[GIVEN REQUEST] Leaving out the pictures, retype all the material exactly.

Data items
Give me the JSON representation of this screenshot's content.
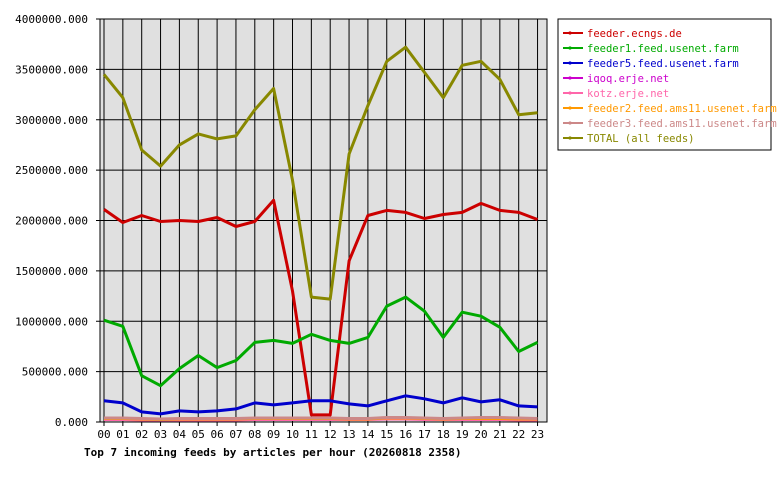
{
  "chart_data": {
    "type": "line",
    "title": "Top 7 incoming feeds by articles per hour (20260818 2358)",
    "xlabel": "",
    "ylabel": "",
    "ylim": [
      0,
      4000000
    ],
    "y_ticks": [
      "0.000",
      "500000.000",
      "1000000.000",
      "1500000.000",
      "2000000.000",
      "2500000.000",
      "3000000.000",
      "3500000.000",
      "4000000.000"
    ],
    "y_tick_values": [
      0,
      500000,
      1000000,
      1500000,
      2000000,
      2500000,
      3000000,
      3500000,
      4000000
    ],
    "categories": [
      "00",
      "01",
      "02",
      "03",
      "04",
      "05",
      "06",
      "07",
      "08",
      "09",
      "10",
      "11",
      "12",
      "13",
      "14",
      "15",
      "16",
      "17",
      "18",
      "19",
      "20",
      "21",
      "22",
      "23"
    ],
    "grid": true,
    "legend_position": "right",
    "series": [
      {
        "name": "feeder.ecngs.de",
        "color": "#cc0000",
        "values": [
          2110000,
          1980000,
          2050000,
          1990000,
          2000000,
          1990000,
          2030000,
          1940000,
          1990000,
          2200000,
          1300000,
          70000,
          70000,
          1600000,
          2050000,
          2100000,
          2080000,
          2020000,
          2060000,
          2080000,
          2170000,
          2100000,
          2080000,
          2010000
        ]
      },
      {
        "name": "feeder1.feed.usenet.farm",
        "color": "#00aa00",
        "values": [
          1010000,
          950000,
          460000,
          360000,
          530000,
          660000,
          540000,
          610000,
          790000,
          810000,
          780000,
          870000,
          810000,
          780000,
          840000,
          1150000,
          1240000,
          1100000,
          840000,
          1090000,
          1050000,
          940000,
          700000,
          790000
        ]
      },
      {
        "name": "feeder5.feed.usenet.farm",
        "color": "#0000cc",
        "values": [
          210000,
          190000,
          100000,
          80000,
          110000,
          100000,
          110000,
          130000,
          190000,
          170000,
          190000,
          210000,
          210000,
          180000,
          160000,
          210000,
          260000,
          230000,
          190000,
          240000,
          200000,
          220000,
          160000,
          150000
        ]
      },
      {
        "name": "iqoq.erje.net",
        "color": "#cc00cc",
        "values": [
          30000,
          30000,
          25000,
          20000,
          25000,
          25000,
          25000,
          25000,
          30000,
          30000,
          30000,
          30000,
          30000,
          30000,
          30000,
          35000,
          35000,
          30000,
          30000,
          30000,
          30000,
          30000,
          25000,
          25000
        ]
      },
      {
        "name": "kotz.erje.net",
        "color": "#ff66aa",
        "values": [
          25000,
          25000,
          20000,
          20000,
          20000,
          20000,
          20000,
          20000,
          25000,
          25000,
          25000,
          25000,
          25000,
          25000,
          25000,
          30000,
          30000,
          25000,
          25000,
          25000,
          25000,
          25000,
          20000,
          20000
        ]
      },
      {
        "name": "feeder2.feed.ams11.usenet.farm",
        "color": "#ff9900",
        "values": [
          35000,
          35000,
          30000,
          25000,
          30000,
          30000,
          30000,
          30000,
          35000,
          35000,
          35000,
          35000,
          35000,
          30000,
          30000,
          40000,
          40000,
          35000,
          30000,
          35000,
          35000,
          35000,
          30000,
          30000
        ]
      },
      {
        "name": "feeder3.feed.ams11.usenet.farm",
        "color": "#cc8888",
        "values": [
          40000,
          40000,
          35000,
          30000,
          35000,
          35000,
          35000,
          35000,
          40000,
          40000,
          40000,
          40000,
          40000,
          35000,
          35000,
          45000,
          45000,
          40000,
          35000,
          40000,
          45000,
          45000,
          40000,
          35000
        ]
      },
      {
        "name": "TOTAL (all feeds)",
        "color": "#888800",
        "values": [
          3450000,
          3220000,
          2700000,
          2540000,
          2750000,
          2860000,
          2810000,
          2840000,
          3100000,
          3310000,
          2400000,
          1240000,
          1220000,
          2660000,
          3140000,
          3580000,
          3720000,
          3470000,
          3220000,
          3540000,
          3580000,
          3400000,
          3050000,
          3070000
        ]
      }
    ]
  }
}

[THE COMPLETED TASK]
Give me the JSON representation of this screenshot's content.
{
  "chart_data": {
    "type": "line",
    "title": "Top 7 incoming feeds by articles per hour (20260818 2358)",
    "xlabel": "",
    "ylabel": "",
    "ylim": [
      0,
      4000000
    ],
    "y_ticks": [
      "0.000",
      "500000.000",
      "1000000.000",
      "1500000.000",
      "2000000.000",
      "2500000.000",
      "3000000.000",
      "3500000.000",
      "4000000.000"
    ],
    "y_tick_values": [
      0,
      500000,
      1000000,
      1500000,
      2000000,
      2500000,
      3000000,
      3500000,
      4000000
    ],
    "categories": [
      "00",
      "01",
      "02",
      "03",
      "04",
      "05",
      "06",
      "07",
      "08",
      "09",
      "10",
      "11",
      "12",
      "13",
      "14",
      "15",
      "16",
      "17",
      "18",
      "19",
      "20",
      "21",
      "22",
      "23"
    ],
    "grid": true,
    "legend_position": "right",
    "series": [
      {
        "name": "feeder.ecngs.de",
        "color": "#cc0000",
        "values": [
          2110000,
          1980000,
          2050000,
          1990000,
          2000000,
          1990000,
          2030000,
          1940000,
          1990000,
          2200000,
          1300000,
          70000,
          70000,
          1600000,
          2050000,
          2100000,
          2080000,
          2020000,
          2060000,
          2080000,
          2170000,
          2100000,
          2080000,
          2010000
        ]
      },
      {
        "name": "feeder1.feed.usenet.farm",
        "color": "#00aa00",
        "values": [
          1010000,
          950000,
          460000,
          360000,
          530000,
          660000,
          540000,
          610000,
          790000,
          810000,
          780000,
          870000,
          810000,
          780000,
          840000,
          1150000,
          1240000,
          1100000,
          840000,
          1090000,
          1050000,
          940000,
          700000,
          790000
        ]
      },
      {
        "name": "feeder5.feed.usenet.farm",
        "color": "#0000cc",
        "values": [
          210000,
          190000,
          100000,
          80000,
          110000,
          100000,
          110000,
          130000,
          190000,
          170000,
          190000,
          210000,
          210000,
          180000,
          160000,
          210000,
          260000,
          230000,
          190000,
          240000,
          200000,
          220000,
          160000,
          150000
        ]
      },
      {
        "name": "iqoq.erje.net",
        "color": "#cc00cc",
        "values": [
          30000,
          30000,
          25000,
          20000,
          25000,
          25000,
          25000,
          25000,
          30000,
          30000,
          30000,
          30000,
          30000,
          30000,
          30000,
          35000,
          35000,
          30000,
          30000,
          30000,
          30000,
          30000,
          25000,
          25000
        ]
      },
      {
        "name": "kotz.erje.net",
        "color": "#ff66aa",
        "values": [
          25000,
          25000,
          20000,
          20000,
          20000,
          20000,
          20000,
          20000,
          25000,
          25000,
          25000,
          25000,
          25000,
          25000,
          25000,
          30000,
          30000,
          25000,
          25000,
          25000,
          25000,
          25000,
          20000,
          20000
        ]
      },
      {
        "name": "feeder2.feed.ams11.usenet.farm",
        "color": "#ff9900",
        "values": [
          35000,
          35000,
          30000,
          25000,
          30000,
          30000,
          30000,
          30000,
          35000,
          35000,
          35000,
          35000,
          35000,
          30000,
          30000,
          40000,
          40000,
          35000,
          30000,
          35000,
          35000,
          35000,
          30000,
          30000
        ]
      },
      {
        "name": "feeder3.feed.ams11.usenet.farm",
        "color": "#cc8888",
        "values": [
          40000,
          40000,
          35000,
          30000,
          35000,
          35000,
          35000,
          35000,
          40000,
          40000,
          40000,
          40000,
          40000,
          35000,
          35000,
          45000,
          45000,
          40000,
          35000,
          40000,
          45000,
          45000,
          40000,
          35000
        ]
      },
      {
        "name": "TOTAL (all feeds)",
        "color": "#888800",
        "values": [
          3450000,
          3220000,
          2700000,
          2540000,
          2750000,
          2860000,
          2810000,
          2840000,
          3100000,
          3310000,
          2400000,
          1240000,
          1220000,
          2660000,
          3140000,
          3580000,
          3720000,
          3470000,
          3220000,
          3540000,
          3580000,
          3400000,
          3050000,
          3070000
        ]
      }
    ]
  }
}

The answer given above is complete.